| To be done |
Keep the wording of each record exactly the same when you repeat it, and leave out pictures.

Collection entries:
▼

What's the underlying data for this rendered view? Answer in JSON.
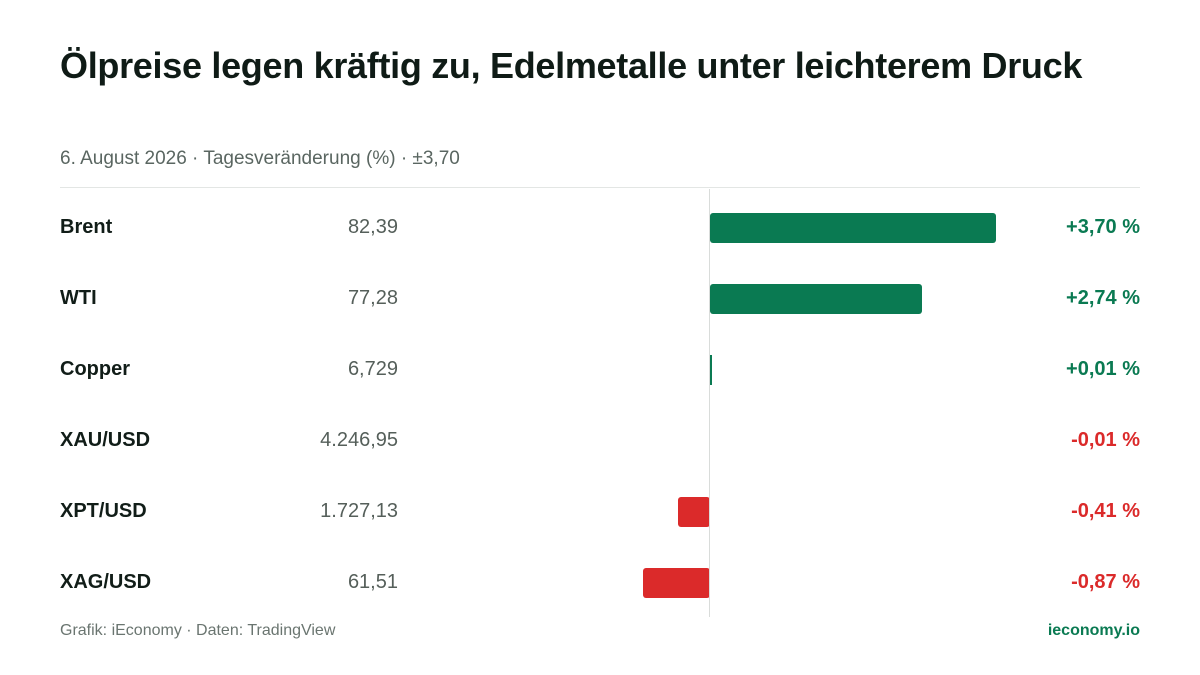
{
  "header": {
    "title": "Ölpreise legen kräftig zu, Edelmetalle unter leichterem Druck",
    "subtitle": "6. August 2026 · Tagesveränderung (%) · ±3,70"
  },
  "footer": {
    "source": "Grafik: iEconomy · Daten: TradingView",
    "brand": "ieconomy.io"
  },
  "colors": {
    "positive": "#0a7a52",
    "negative": "#db2a2a"
  },
  "chart_data": {
    "type": "bar",
    "orientation": "horizontal",
    "title": "Ölpreise legen kräftig zu, Edelmetalle unter leichterem Druck",
    "subtitle": "6. August 2026 · Tagesveränderung (%) · ±3,70",
    "xlim": [
      -3.7,
      3.7
    ],
    "grid": false,
    "categories": [
      "Brent",
      "WTI",
      "Copper",
      "XAU/USD",
      "XPT/USD",
      "XAG/USD"
    ],
    "prices": [
      "82,39",
      "77,28",
      "6,729",
      "4.246,95",
      "1.727,13",
      "61,51"
    ],
    "change_labels": [
      "+3,70 %",
      "+2,74 %",
      "+0,01 %",
      "-0,01 %",
      "-0,41 %",
      "-0,87 %"
    ],
    "values": [
      3.7,
      2.74,
      0.01,
      -0.01,
      -0.41,
      -0.87
    ]
  }
}
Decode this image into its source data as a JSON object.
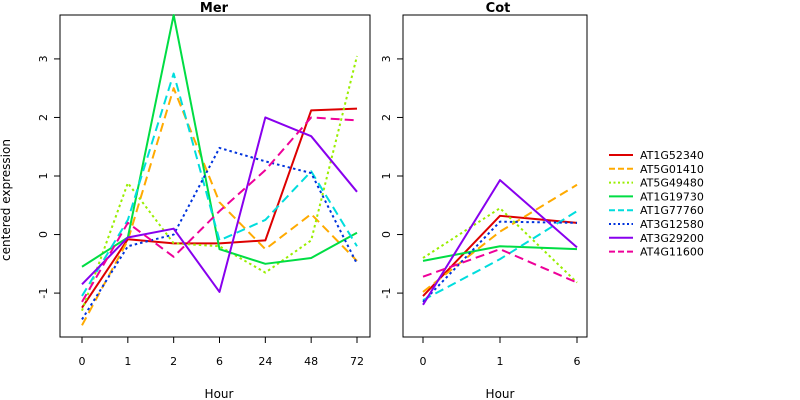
{
  "chart_data": [
    {
      "type": "line",
      "title": "Mer",
      "xlabel": "Hour",
      "ylabel": "centered expression",
      "categories": [
        "0",
        "1",
        "2",
        "6",
        "24",
        "48",
        "72"
      ],
      "ylim": [
        -1.75,
        3.75
      ],
      "yticks": [
        "-1",
        "0",
        "1",
        "2",
        "3"
      ],
      "series": [
        {
          "name": "AT1G52340",
          "color": "#dd0000",
          "dash": "solid",
          "values": [
            -1.25,
            -0.08,
            -0.15,
            -0.15,
            -0.1,
            2.12,
            2.15
          ]
        },
        {
          "name": "AT5G01410",
          "color": "#ffaa00",
          "dash": "dashed",
          "values": [
            -1.55,
            -0.1,
            2.5,
            0.55,
            -0.25,
            0.35,
            -0.45
          ]
        },
        {
          "name": "AT5G49480",
          "color": "#99ee00",
          "dash": "dotted",
          "values": [
            -1.3,
            0.88,
            -0.15,
            -0.2,
            -0.65,
            -0.1,
            3.05
          ]
        },
        {
          "name": "AT1G19730",
          "color": "#00dd44",
          "dash": "solid",
          "values": [
            -0.55,
            -0.05,
            3.75,
            -0.25,
            -0.5,
            -0.4,
            0.03
          ]
        },
        {
          "name": "AT1G77760",
          "color": "#00dddd",
          "dash": "dashed",
          "values": [
            -1.05,
            0.25,
            2.75,
            -0.1,
            0.25,
            1.08,
            -0.2
          ]
        },
        {
          "name": "AT3G12580",
          "color": "#0033dd",
          "dash": "dotted",
          "values": [
            -1.45,
            -0.2,
            0.0,
            1.48,
            1.25,
            1.05,
            -0.5
          ]
        },
        {
          "name": "AT3G29200",
          "color": "#8800ee",
          "dash": "solid",
          "values": [
            -0.85,
            -0.05,
            0.1,
            -0.98,
            2.0,
            1.68,
            0.73
          ]
        },
        {
          "name": "AT4G11600",
          "color": "#ee0099",
          "dash": "dashed",
          "values": [
            -1.15,
            0.2,
            -0.38,
            0.4,
            1.1,
            2.0,
            1.95
          ]
        }
      ]
    },
    {
      "type": "line",
      "title": "Cot",
      "xlabel": "Hour",
      "ylabel": "",
      "categories": [
        "0",
        "1",
        "6"
      ],
      "ylim": [
        -1.75,
        3.75
      ],
      "yticks": [
        "-1",
        "0",
        "1",
        "2",
        "3"
      ],
      "series": [
        {
          "name": "AT1G52340",
          "color": "#dd0000",
          "dash": "solid",
          "values": [
            -1.05,
            0.32,
            0.2
          ]
        },
        {
          "name": "AT5G01410",
          "color": "#ffaa00",
          "dash": "dashed",
          "values": [
            -0.98,
            0.05,
            0.85
          ]
        },
        {
          "name": "AT5G49480",
          "color": "#99ee00",
          "dash": "dotted",
          "values": [
            -0.4,
            0.45,
            -0.82
          ]
        },
        {
          "name": "AT1G19730",
          "color": "#00dd44",
          "dash": "solid",
          "values": [
            -0.45,
            -0.2,
            -0.25
          ]
        },
        {
          "name": "AT1G77760",
          "color": "#00dddd",
          "dash": "dashed",
          "values": [
            -1.12,
            -0.42,
            0.4
          ]
        },
        {
          "name": "AT3G12580",
          "color": "#0033dd",
          "dash": "dotted",
          "values": [
            -1.15,
            0.22,
            0.2
          ]
        },
        {
          "name": "AT3G29200",
          "color": "#8800ee",
          "dash": "solid",
          "values": [
            -1.2,
            0.93,
            -0.22
          ]
        },
        {
          "name": "AT4G11600",
          "color": "#ee0099",
          "dash": "dashed",
          "values": [
            -0.72,
            -0.25,
            -0.82
          ]
        }
      ]
    }
  ],
  "legend": {
    "position": "right",
    "items": [
      "AT1G52340",
      "AT5G01410",
      "AT5G49480",
      "AT1G19730",
      "AT1G77760",
      "AT3G12580",
      "AT3G29200",
      "AT4G11600"
    ]
  }
}
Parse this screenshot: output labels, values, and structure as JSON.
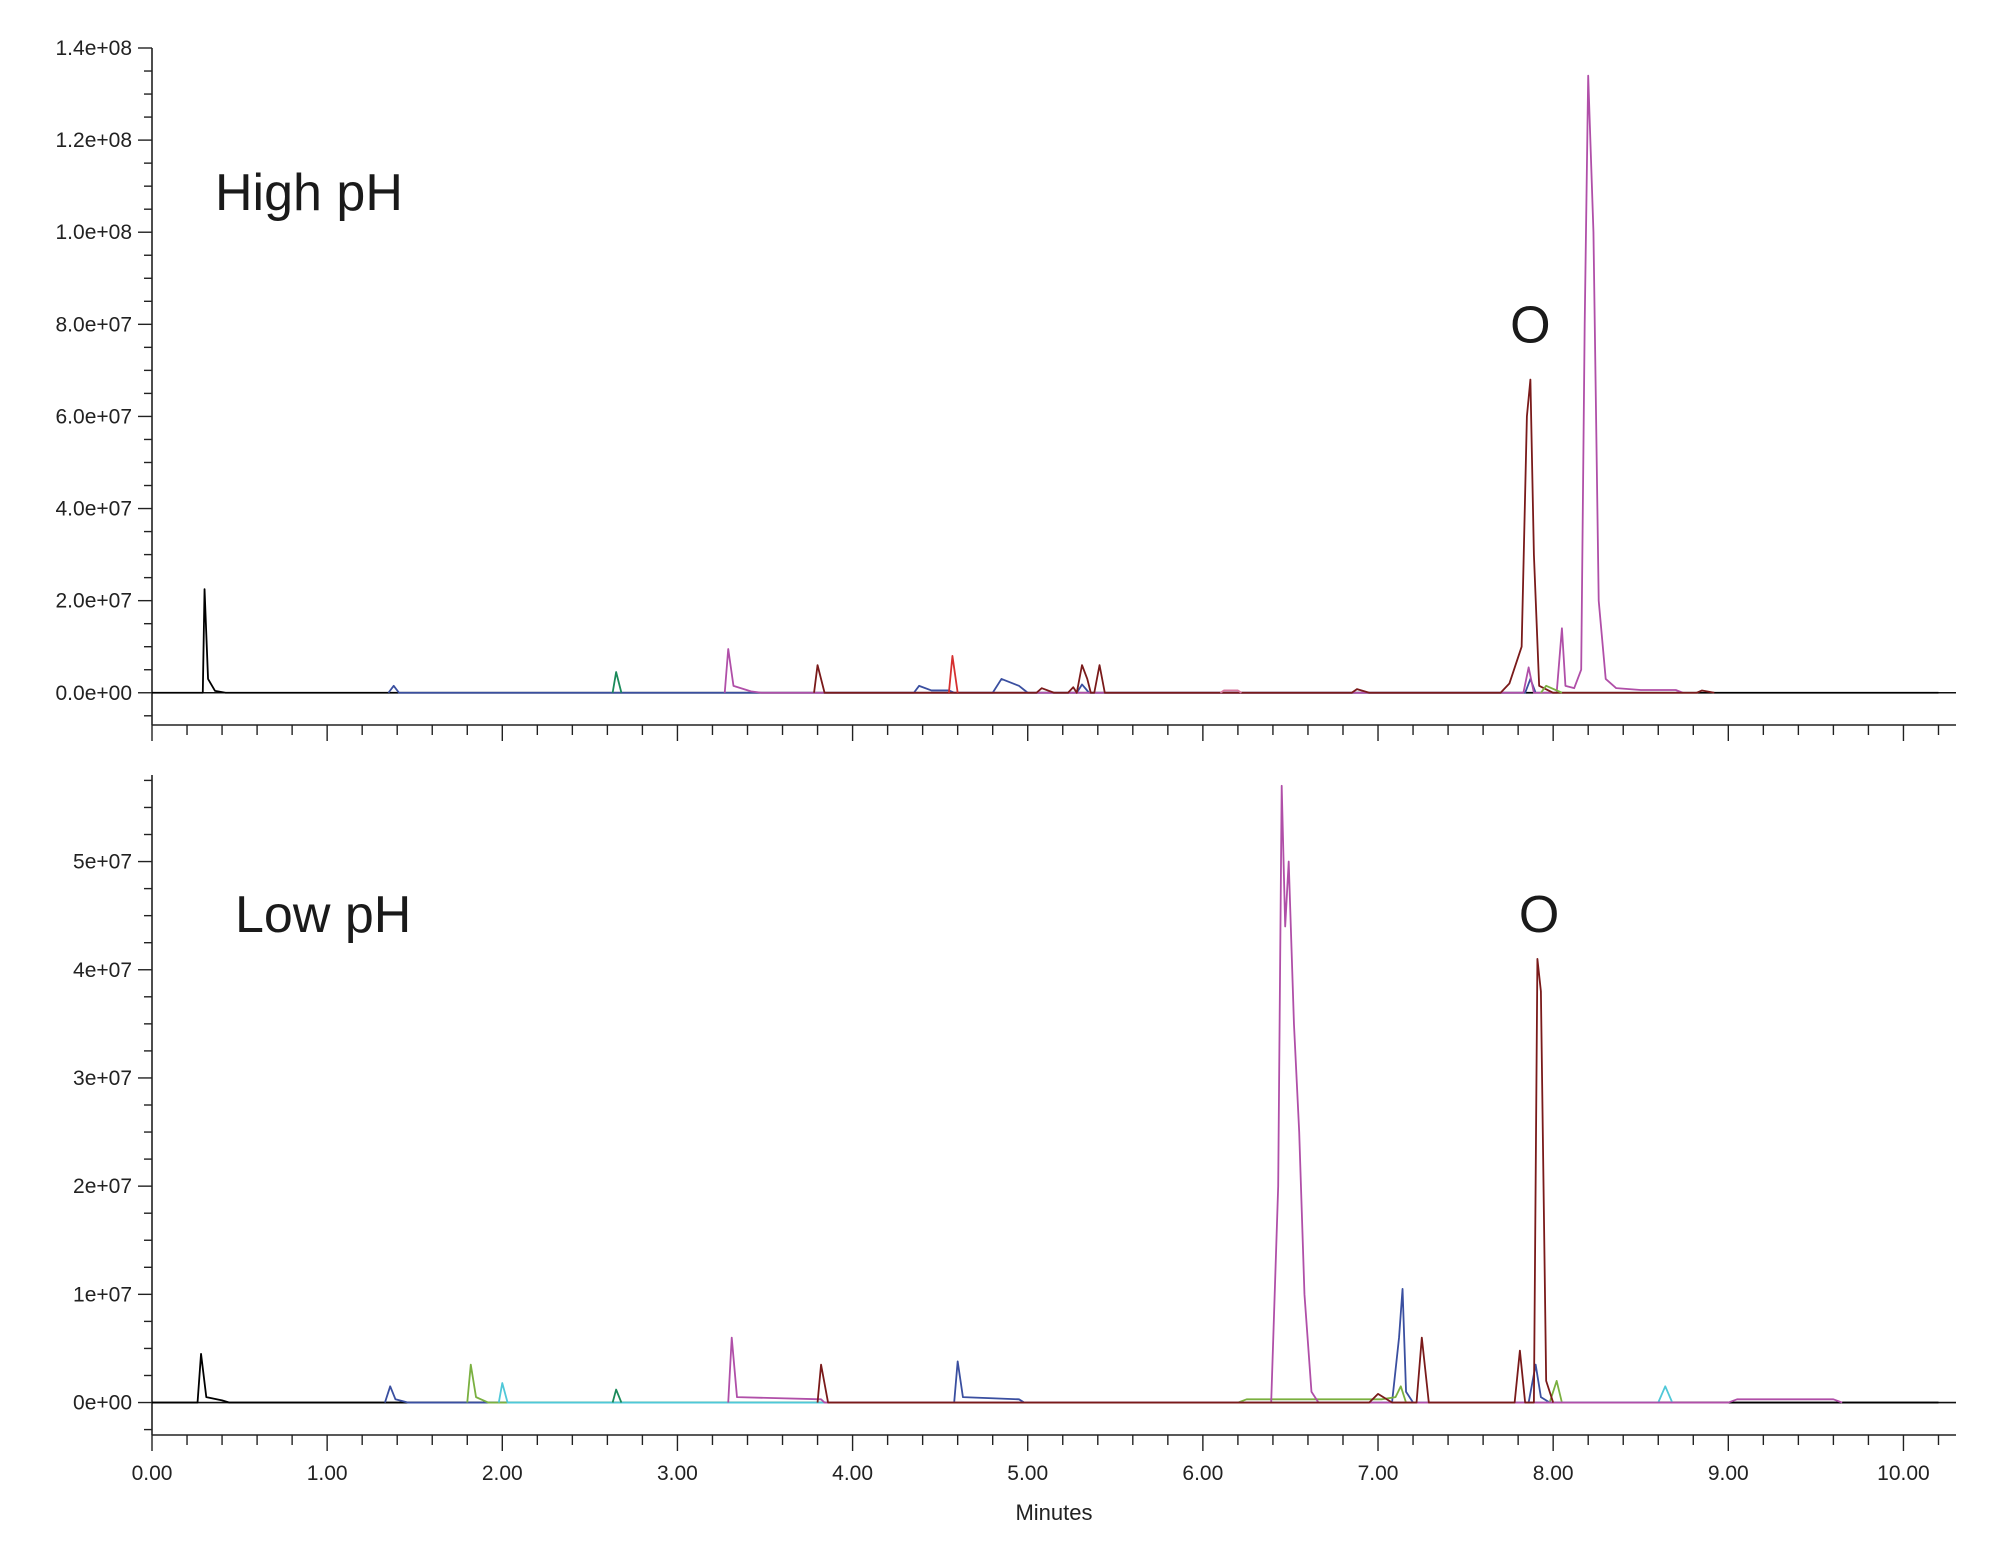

▲

| Answer to this exercise |
What's the underlying data for this rendered view? Answer in JSON.
{
  "header": {
    "title": "Ölpreise legen kräftig zu, Edelmetalle unter leichterem Druck",
    "subtitle": "6. August 2026 · Tagesveränderung (%) · ±3,70"
  },
  "footer": {
    "source": "Grafik: iEconomy · Daten: TradingView",
    "brand": "ieconomy.io"
  },
  "colors": {
    "positive": "#0a7a52",
    "negative": "#db2a2a"
  },
  "chart_data": {
    "type": "bar",
    "orientation": "horizontal",
    "title": "Ölpreise legen kräftig zu, Edelmetalle unter leichterem Druck",
    "subtitle": "6. August 2026 · Tagesveränderung (%) · ±3,70",
    "xlim": [
      -3.7,
      3.7
    ],
    "grid": false,
    "categories": [
      "Brent",
      "WTI",
      "Copper",
      "XAU/USD",
      "XPT/USD",
      "XAG/USD"
    ],
    "prices": [
      "82,39",
      "77,28",
      "6,729",
      "4.246,95",
      "1.727,13",
      "61,51"
    ],
    "change_labels": [
      "+3,70 %",
      "+2,74 %",
      "+0,01 %",
      "-0,01 %",
      "-0,41 %",
      "-0,87 %"
    ],
    "values": [
      3.7,
      2.74,
      0.01,
      -0.01,
      -0.41,
      -0.87
    ]
  }
}
Decode this image into its source data as a JSON object.
{
  "chart_data": [
    {
      "type": "line",
      "title": "Mer",
      "xlabel": "Hour",
      "ylabel": "centered expression",
      "categories": [
        "0",
        "1",
        "2",
        "6",
        "24",
        "48",
        "72"
      ],
      "ylim": [
        -1.75,
        3.75
      ],
      "yticks": [
        "-1",
        "0",
        "1",
        "2",
        "3"
      ],
      "series": [
        {
          "name": "AT1G52340",
          "color": "#dd0000",
          "dash": "solid",
          "values": [
            -1.25,
            -0.08,
            -0.15,
            -0.15,
            -0.1,
            2.12,
            2.15
          ]
        },
        {
          "name": "AT5G01410",
          "color": "#ffaa00",
          "dash": "dashed",
          "values": [
            -1.55,
            -0.1,
            2.5,
            0.55,
            -0.25,
            0.35,
            -0.45
          ]
        },
        {
          "name": "AT5G49480",
          "color": "#99ee00",
          "dash": "dotted",
          "values": [
            -1.3,
            0.88,
            -0.15,
            -0.2,
            -0.65,
            -0.1,
            3.05
          ]
        },
        {
          "name": "AT1G19730",
          "color": "#00dd44",
          "dash": "solid",
          "values": [
            -0.55,
            -0.05,
            3.75,
            -0.25,
            -0.5,
            -0.4,
            0.03
          ]
        },
        {
          "name": "AT1G77760",
          "color": "#00dddd",
          "dash": "dashed",
          "values": [
            -1.05,
            0.25,
            2.75,
            -0.1,
            0.25,
            1.08,
            -0.2
          ]
        },
        {
          "name": "AT3G12580",
          "color": "#0033dd",
          "dash": "dotted",
          "values": [
            -1.45,
            -0.2,
            0.0,
            1.48,
            1.25,
            1.05,
            -0.5
          ]
        },
        {
          "name": "AT3G29200",
          "color": "#8800ee",
          "dash": "solid",
          "values": [
            -0.85,
            -0.05,
            0.1,
            -0.98,
            2.0,
            1.68,
            0.73
          ]
        },
        {
          "name": "AT4G11600",
          "color": "#ee0099",
          "dash": "dashed",
          "values": [
            -1.15,
            0.2,
            -0.38,
            0.4,
            1.1,
            2.0,
            1.95
          ]
        }
      ]
    },
    {
      "type": "line",
      "title": "Cot",
      "xlabel": "Hour",
      "ylabel": "",
      "categories": [
        "0",
        "1",
        "6"
      ],
      "ylim": [
        -1.75,
        3.75
      ],
      "yticks": [
        "-1",
        "0",
        "1",
        "2",
        "3"
      ],
      "series": [
        {
          "name": "AT1G52340",
          "color": "#dd0000",
          "dash": "solid",
          "values": [
            -1.05,
            0.32,
            0.2
          ]
        },
        {
          "name": "AT5G01410",
          "color": "#ffaa00",
          "dash": "dashed",
          "values": [
            -0.98,
            0.05,
            0.85
          ]
        },
        {
          "name": "AT5G49480",
          "color": "#99ee00",
          "dash": "dotted",
          "values": [
            -0.4,
            0.45,
            -0.82
          ]
        },
        {
          "name": "AT1G19730",
          "color": "#00dd44",
          "dash": "solid",
          "values": [
            -0.45,
            -0.2,
            -0.25
          ]
        },
        {
          "name": "AT1G77760",
          "color": "#00dddd",
          "dash": "dashed",
          "values": [
            -1.12,
            -0.42,
            0.4
          ]
        },
        {
          "name": "AT3G12580",
          "color": "#0033dd",
          "dash": "dotted",
          "values": [
            -1.15,
            0.22,
            0.2
          ]
        },
        {
          "name": "AT3G29200",
          "color": "#8800ee",
          "dash": "solid",
          "values": [
            -1.2,
            0.93,
            -0.22
          ]
        },
        {
          "name": "AT4G11600",
          "color": "#ee0099",
          "dash": "dashed",
          "values": [
            -0.72,
            -0.25,
            -0.82
          ]
        }
      ]
    }
  ],
  "legend": {
    "position": "right",
    "items": [
      "AT1G52340",
      "AT5G01410",
      "AT5G49480",
      "AT1G19730",
      "AT1G77760",
      "AT3G12580",
      "AT3G29200",
      "AT4G11600"
    ]
  }
}
Parse this screenshot: output labels, values, and structure as JSON.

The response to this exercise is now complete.